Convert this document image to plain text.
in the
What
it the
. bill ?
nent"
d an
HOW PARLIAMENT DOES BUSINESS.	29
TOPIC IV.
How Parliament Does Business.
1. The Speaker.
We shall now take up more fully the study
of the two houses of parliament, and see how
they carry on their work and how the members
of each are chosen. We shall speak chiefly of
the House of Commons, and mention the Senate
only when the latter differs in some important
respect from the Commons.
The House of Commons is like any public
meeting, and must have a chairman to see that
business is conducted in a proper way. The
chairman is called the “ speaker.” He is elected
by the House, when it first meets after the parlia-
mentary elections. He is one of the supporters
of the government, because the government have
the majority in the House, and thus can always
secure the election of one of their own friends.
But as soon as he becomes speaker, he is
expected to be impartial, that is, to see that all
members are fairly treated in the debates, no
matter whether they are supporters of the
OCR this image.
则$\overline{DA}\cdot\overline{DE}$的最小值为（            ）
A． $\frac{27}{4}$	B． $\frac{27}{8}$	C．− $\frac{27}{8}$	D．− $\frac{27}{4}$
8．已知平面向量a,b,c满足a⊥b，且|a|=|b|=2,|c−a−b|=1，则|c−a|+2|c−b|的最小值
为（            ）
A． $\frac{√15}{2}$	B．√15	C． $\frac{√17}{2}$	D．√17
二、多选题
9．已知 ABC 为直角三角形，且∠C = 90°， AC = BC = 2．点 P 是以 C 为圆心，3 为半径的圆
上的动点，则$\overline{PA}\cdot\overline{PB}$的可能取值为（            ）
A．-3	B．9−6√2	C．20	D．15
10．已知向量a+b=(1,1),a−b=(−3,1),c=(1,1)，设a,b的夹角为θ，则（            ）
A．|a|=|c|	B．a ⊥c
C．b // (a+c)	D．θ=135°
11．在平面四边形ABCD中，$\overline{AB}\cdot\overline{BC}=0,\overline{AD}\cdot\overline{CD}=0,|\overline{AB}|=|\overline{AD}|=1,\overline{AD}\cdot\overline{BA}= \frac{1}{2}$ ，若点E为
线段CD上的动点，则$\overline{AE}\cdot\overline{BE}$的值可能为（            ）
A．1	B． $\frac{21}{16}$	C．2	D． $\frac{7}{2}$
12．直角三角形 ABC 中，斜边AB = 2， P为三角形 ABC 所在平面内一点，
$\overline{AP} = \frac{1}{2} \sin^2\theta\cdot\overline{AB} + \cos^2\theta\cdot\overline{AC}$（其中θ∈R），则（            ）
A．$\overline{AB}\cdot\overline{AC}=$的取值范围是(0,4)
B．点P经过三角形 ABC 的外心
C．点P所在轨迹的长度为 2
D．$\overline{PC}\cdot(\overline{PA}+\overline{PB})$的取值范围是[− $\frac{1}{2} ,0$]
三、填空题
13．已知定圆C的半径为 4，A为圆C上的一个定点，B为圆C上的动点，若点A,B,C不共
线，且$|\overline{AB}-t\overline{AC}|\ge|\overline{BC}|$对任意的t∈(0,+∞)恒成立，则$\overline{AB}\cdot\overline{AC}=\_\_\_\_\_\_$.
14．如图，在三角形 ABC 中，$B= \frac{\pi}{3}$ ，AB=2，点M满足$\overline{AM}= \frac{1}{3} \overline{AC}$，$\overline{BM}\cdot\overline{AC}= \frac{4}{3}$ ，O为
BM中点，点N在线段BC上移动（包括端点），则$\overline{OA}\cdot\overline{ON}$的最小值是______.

Set problem:
Return only the lines running from the line with "OCR this image." to the last line of the records, both included, exactly as written.

Finished exercise:
OCR this image.
则$\overline{DA}\cdot\overline{DE}$的最小值为（            ）
A． $\frac{27}{4}$	B． $\frac{27}{8}$	C．− $\frac{27}{8}$	D．− $\frac{27}{4}$
8．已知平面向量a,b,c满足a⊥b，且|a|=|b|=2,|c−a−b|=1，则|c−a|+2|c−b|的最小值
为（            ）
A． $\frac{√15}{2}$	B．√15	C． $\frac{√17}{2}$	D．√17
二、多选题
9．已知 ABC 为直角三角形，且∠C = 90°， AC = BC = 2．点 P 是以 C 为圆心，3 为半径的圆
上的动点，则$\overline{PA}\cdot\overline{PB}$的可能取值为（            ）
A．-3	B．9−6√2	C．20	D．15
10．已知向量a+b=(1,1),a−b=(−3,1),c=(1,1)，设a,b的夹角为θ，则（            ）
A．|a|=|c|	B．a ⊥c
C．b // (a+c)	D．θ=135°
11．在平面四边形ABCD中，$\overline{AB}\cdot\overline{BC}=0,\overline{AD}\cdot\overline{CD}=0,|\overline{AB}|=|\overline{AD}|=1,\overline{AD}\cdot\overline{BA}= \frac{1}{2}$ ，若点E为
线段CD上的动点，则$\overline{AE}\cdot\overline{BE}$的值可能为（            ）
A．1	B． $\frac{21}{16}$	C．2	D． $\frac{7}{2}$
12．直角三角形 ABC 中，斜边AB = 2， P为三角形 ABC 所在平面内一点，
$\overline{AP} = \frac{1}{2} \sin^2\theta\cdot\overline{AB} + \cos^2\theta\cdot\overline{AC}$（其中θ∈R），则（            ）
A．$\overline{AB}\cdot\overline{AC}=$的取值范围是(0,4)
B．点P经过三角形 ABC 的外心
C．点P所在轨迹的长度为 2
D．$\overline{PC}\cdot(\overline{PA}+\overline{PB})$的取值范围是[− $\frac{1}{2} ,0$]
三、填空题
13．已知定圆C的半径为 4，A为圆C上的一个定点，B为圆C上的动点，若点A,B,C不共
线，且$|\overline{AB}-t\overline{AC}|\ge|\overline{BC}|$对任意的t∈(0,+∞)恒成立，则$\overline{AB}\cdot\overline{AC}=\_\_\_\_\_\_$.
14．如图，在三角形 ABC 中，$B= \frac{\pi}{3}$ ，AB=2，点M满足$\overline{AM}= \frac{1}{3} \overline{AC}$，$\overline{BM}\cdot\overline{AC}= \frac{4}{3}$ ，O为
BM中点，点N在线段BC上移动（包括端点），则$\overline{OA}\cdot\overline{ON}$的最小值是______.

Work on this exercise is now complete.